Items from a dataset
----

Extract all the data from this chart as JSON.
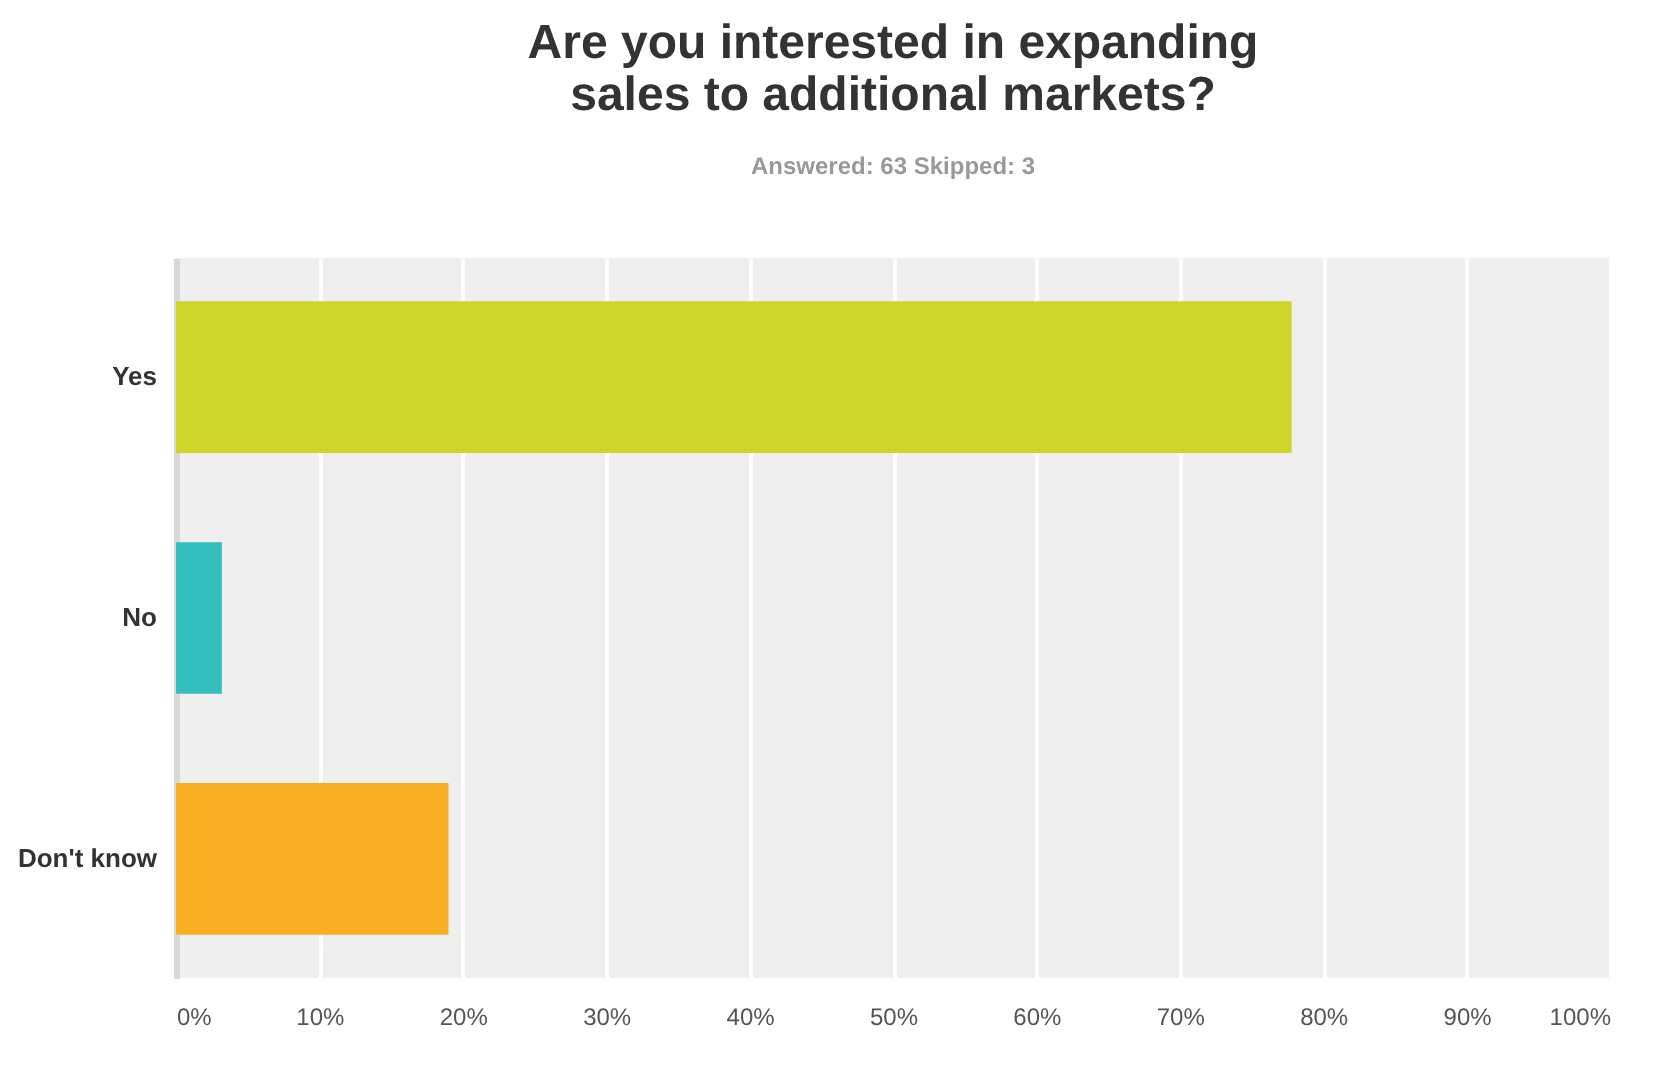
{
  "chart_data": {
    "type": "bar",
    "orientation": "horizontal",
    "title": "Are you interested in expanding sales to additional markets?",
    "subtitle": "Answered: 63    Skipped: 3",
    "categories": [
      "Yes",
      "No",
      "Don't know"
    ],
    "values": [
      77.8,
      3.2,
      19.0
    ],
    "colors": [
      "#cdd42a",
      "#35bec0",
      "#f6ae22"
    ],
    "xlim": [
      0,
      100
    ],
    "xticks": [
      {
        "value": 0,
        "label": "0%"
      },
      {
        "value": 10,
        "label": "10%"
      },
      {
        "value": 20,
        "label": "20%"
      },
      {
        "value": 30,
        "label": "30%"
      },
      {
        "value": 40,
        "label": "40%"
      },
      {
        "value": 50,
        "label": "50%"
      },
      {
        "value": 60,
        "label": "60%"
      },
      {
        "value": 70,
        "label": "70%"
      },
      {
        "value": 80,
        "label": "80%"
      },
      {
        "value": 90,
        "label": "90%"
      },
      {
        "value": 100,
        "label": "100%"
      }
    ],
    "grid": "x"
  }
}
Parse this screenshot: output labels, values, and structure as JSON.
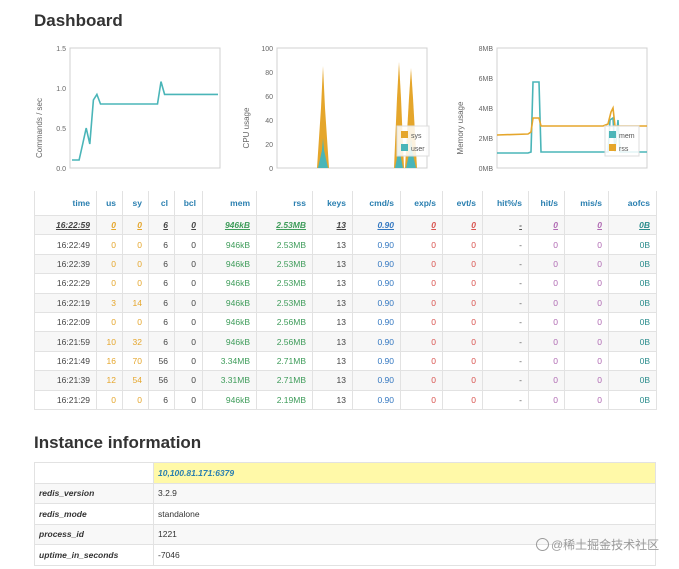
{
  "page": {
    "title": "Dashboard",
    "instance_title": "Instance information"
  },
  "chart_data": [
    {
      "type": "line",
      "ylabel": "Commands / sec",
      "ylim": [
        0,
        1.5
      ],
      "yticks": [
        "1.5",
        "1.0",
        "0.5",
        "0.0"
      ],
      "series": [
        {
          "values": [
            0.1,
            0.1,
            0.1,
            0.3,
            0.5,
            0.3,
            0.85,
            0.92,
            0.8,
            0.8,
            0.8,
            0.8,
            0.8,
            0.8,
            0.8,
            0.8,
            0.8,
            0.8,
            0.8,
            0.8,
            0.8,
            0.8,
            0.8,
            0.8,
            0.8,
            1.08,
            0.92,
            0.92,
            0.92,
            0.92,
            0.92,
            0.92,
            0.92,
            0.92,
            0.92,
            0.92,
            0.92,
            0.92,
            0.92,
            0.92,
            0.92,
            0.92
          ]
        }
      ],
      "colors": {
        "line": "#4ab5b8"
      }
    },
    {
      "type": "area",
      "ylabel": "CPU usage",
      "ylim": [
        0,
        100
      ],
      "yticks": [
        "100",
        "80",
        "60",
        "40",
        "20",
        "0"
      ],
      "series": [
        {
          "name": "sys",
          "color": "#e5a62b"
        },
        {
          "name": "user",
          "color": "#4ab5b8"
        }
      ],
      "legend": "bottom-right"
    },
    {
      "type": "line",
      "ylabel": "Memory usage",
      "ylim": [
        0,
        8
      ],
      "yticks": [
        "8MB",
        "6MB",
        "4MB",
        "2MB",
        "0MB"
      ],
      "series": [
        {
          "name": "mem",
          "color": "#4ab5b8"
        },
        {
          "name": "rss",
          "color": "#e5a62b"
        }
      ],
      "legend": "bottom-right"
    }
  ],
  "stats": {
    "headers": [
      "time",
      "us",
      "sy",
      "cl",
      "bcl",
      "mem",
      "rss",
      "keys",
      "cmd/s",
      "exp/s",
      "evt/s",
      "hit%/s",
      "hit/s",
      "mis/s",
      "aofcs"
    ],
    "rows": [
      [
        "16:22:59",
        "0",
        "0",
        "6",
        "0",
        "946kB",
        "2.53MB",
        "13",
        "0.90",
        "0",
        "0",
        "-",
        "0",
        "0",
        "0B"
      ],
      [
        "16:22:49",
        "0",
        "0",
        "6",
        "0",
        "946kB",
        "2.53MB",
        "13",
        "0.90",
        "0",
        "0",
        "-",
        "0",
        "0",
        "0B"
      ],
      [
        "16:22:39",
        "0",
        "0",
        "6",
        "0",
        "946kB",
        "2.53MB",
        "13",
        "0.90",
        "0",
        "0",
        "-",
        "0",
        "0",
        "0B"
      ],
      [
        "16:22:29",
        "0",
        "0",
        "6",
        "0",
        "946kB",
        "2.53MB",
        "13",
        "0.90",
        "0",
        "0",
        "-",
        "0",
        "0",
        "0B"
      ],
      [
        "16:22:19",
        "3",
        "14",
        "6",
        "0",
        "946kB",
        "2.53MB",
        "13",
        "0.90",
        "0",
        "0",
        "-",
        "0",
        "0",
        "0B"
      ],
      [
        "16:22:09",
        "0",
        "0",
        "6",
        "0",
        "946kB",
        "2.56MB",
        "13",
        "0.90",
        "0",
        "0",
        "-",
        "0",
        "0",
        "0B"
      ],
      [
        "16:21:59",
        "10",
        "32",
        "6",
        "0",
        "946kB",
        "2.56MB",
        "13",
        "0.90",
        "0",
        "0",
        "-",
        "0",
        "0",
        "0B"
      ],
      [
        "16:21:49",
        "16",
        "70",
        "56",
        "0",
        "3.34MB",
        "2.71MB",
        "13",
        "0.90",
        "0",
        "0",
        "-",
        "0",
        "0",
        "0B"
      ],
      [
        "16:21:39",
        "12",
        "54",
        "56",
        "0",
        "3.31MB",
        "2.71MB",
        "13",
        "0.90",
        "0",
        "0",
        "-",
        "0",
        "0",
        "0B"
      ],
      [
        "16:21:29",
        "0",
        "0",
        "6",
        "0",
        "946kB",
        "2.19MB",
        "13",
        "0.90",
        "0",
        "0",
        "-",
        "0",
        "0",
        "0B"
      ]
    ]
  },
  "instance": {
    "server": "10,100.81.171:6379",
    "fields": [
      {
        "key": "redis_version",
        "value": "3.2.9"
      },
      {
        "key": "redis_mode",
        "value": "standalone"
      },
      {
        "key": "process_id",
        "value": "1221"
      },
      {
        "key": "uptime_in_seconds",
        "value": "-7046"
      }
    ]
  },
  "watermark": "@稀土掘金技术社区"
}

----

• [GOAL]: Omit every picture, then repeat the remaining data exactly as it appears above.

• [SOLUTION TO THIS PROBLEM]:
Extract all the data from this chart as JSON.
{
  "chart_data": {
    "type": "bar",
    "orientation": "horizontal",
    "title": "Are you interested in expanding sales to additional markets?",
    "subtitle": "Answered: 63    Skipped: 3",
    "categories": [
      "Yes",
      "No",
      "Don't know"
    ],
    "values": [
      77.8,
      3.2,
      19.0
    ],
    "colors": [
      "#cdd42a",
      "#35bec0",
      "#f6ae22"
    ],
    "xlim": [
      0,
      100
    ],
    "xticks": [
      {
        "value": 0,
        "label": "0%"
      },
      {
        "value": 10,
        "label": "10%"
      },
      {
        "value": 20,
        "label": "20%"
      },
      {
        "value": 30,
        "label": "30%"
      },
      {
        "value": 40,
        "label": "40%"
      },
      {
        "value": 50,
        "label": "50%"
      },
      {
        "value": 60,
        "label": "60%"
      },
      {
        "value": 70,
        "label": "70%"
      },
      {
        "value": 80,
        "label": "80%"
      },
      {
        "value": 90,
        "label": "90%"
      },
      {
        "value": 100,
        "label": "100%"
      }
    ],
    "grid": "x"
  }
}
Parse this screenshot: output labels, values, and structure as JSON.
{
  "page": {
    "title": "Dashboard",
    "instance_title": "Instance information"
  },
  "chart_data": [
    {
      "type": "line",
      "ylabel": "Commands / sec",
      "ylim": [
        0,
        1.5
      ],
      "yticks": [
        "1.5",
        "1.0",
        "0.5",
        "0.0"
      ],
      "series": [
        {
          "values": [
            0.1,
            0.1,
            0.1,
            0.3,
            0.5,
            0.3,
            0.85,
            0.92,
            0.8,
            0.8,
            0.8,
            0.8,
            0.8,
            0.8,
            0.8,
            0.8,
            0.8,
            0.8,
            0.8,
            0.8,
            0.8,
            0.8,
            0.8,
            0.8,
            0.8,
            1.08,
            0.92,
            0.92,
            0.92,
            0.92,
            0.92,
            0.92,
            0.92,
            0.92,
            0.92,
            0.92,
            0.92,
            0.92,
            0.92,
            0.92,
            0.92,
            0.92
          ]
        }
      ],
      "colors": {
        "line": "#4ab5b8"
      }
    },
    {
      "type": "area",
      "ylabel": "CPU usage",
      "ylim": [
        0,
        100
      ],
      "yticks": [
        "100",
        "80",
        "60",
        "40",
        "20",
        "0"
      ],
      "series": [
        {
          "name": "sys",
          "color": "#e5a62b"
        },
        {
          "name": "user",
          "color": "#4ab5b8"
        }
      ],
      "legend": "bottom-right"
    },
    {
      "type": "line",
      "ylabel": "Memory usage",
      "ylim": [
        0,
        8
      ],
      "yticks": [
        "8MB",
        "6MB",
        "4MB",
        "2MB",
        "0MB"
      ],
      "series": [
        {
          "name": "mem",
          "color": "#4ab5b8"
        },
        {
          "name": "rss",
          "color": "#e5a62b"
        }
      ],
      "legend": "bottom-right"
    }
  ],
  "stats": {
    "headers": [
      "time",
      "us",
      "sy",
      "cl",
      "bcl",
      "mem",
      "rss",
      "keys",
      "cmd/s",
      "exp/s",
      "evt/s",
      "hit%/s",
      "hit/s",
      "mis/s",
      "aofcs"
    ],
    "rows": [
      [
        "16:22:59",
        "0",
        "0",
        "6",
        "0",
        "946kB",
        "2.53MB",
        "13",
        "0.90",
        "0",
        "0",
        "-",
        "0",
        "0",
        "0B"
      ],
      [
        "16:22:49",
        "0",
        "0",
        "6",
        "0",
        "946kB",
        "2.53MB",
        "13",
        "0.90",
        "0",
        "0",
        "-",
        "0",
        "0",
        "0B"
      ],
      [
        "16:22:39",
        "0",
        "0",
        "6",
        "0",
        "946kB",
        "2.53MB",
        "13",
        "0.90",
        "0",
        "0",
        "-",
        "0",
        "0",
        "0B"
      ],
      [
        "16:22:29",
        "0",
        "0",
        "6",
        "0",
        "946kB",
        "2.53MB",
        "13",
        "0.90",
        "0",
        "0",
        "-",
        "0",
        "0",
        "0B"
      ],
      [
        "16:22:19",
        "3",
        "14",
        "6",
        "0",
        "946kB",
        "2.53MB",
        "13",
        "0.90",
        "0",
        "0",
        "-",
        "0",
        "0",
        "0B"
      ],
      [
        "16:22:09",
        "0",
        "0",
        "6",
        "0",
        "946kB",
        "2.56MB",
        "13",
        "0.90",
        "0",
        "0",
        "-",
        "0",
        "0",
        "0B"
      ],
      [
        "16:21:59",
        "10",
        "32",
        "6",
        "0",
        "946kB",
        "2.56MB",
        "13",
        "0.90",
        "0",
        "0",
        "-",
        "0",
        "0",
        "0B"
      ],
      [
        "16:21:49",
        "16",
        "70",
        "56",
        "0",
        "3.34MB",
        "2.71MB",
        "13",
        "0.90",
        "0",
        "0",
        "-",
        "0",
        "0",
        "0B"
      ],
      [
        "16:21:39",
        "12",
        "54",
        "56",
        "0",
        "3.31MB",
        "2.71MB",
        "13",
        "0.90",
        "0",
        "0",
        "-",
        "0",
        "0",
        "0B"
      ],
      [
        "16:21:29",
        "0",
        "0",
        "6",
        "0",
        "946kB",
        "2.19MB",
        "13",
        "0.90",
        "0",
        "0",
        "-",
        "0",
        "0",
        "0B"
      ]
    ]
  },
  "instance": {
    "server": "10,100.81.171:6379",
    "fields": [
      {
        "key": "redis_version",
        "value": "3.2.9"
      },
      {
        "key": "redis_mode",
        "value": "standalone"
      },
      {
        "key": "process_id",
        "value": "1221"
      },
      {
        "key": "uptime_in_seconds",
        "value": "-7046"
      }
    ]
  },
  "watermark": "@稀土掘金技术社区"
}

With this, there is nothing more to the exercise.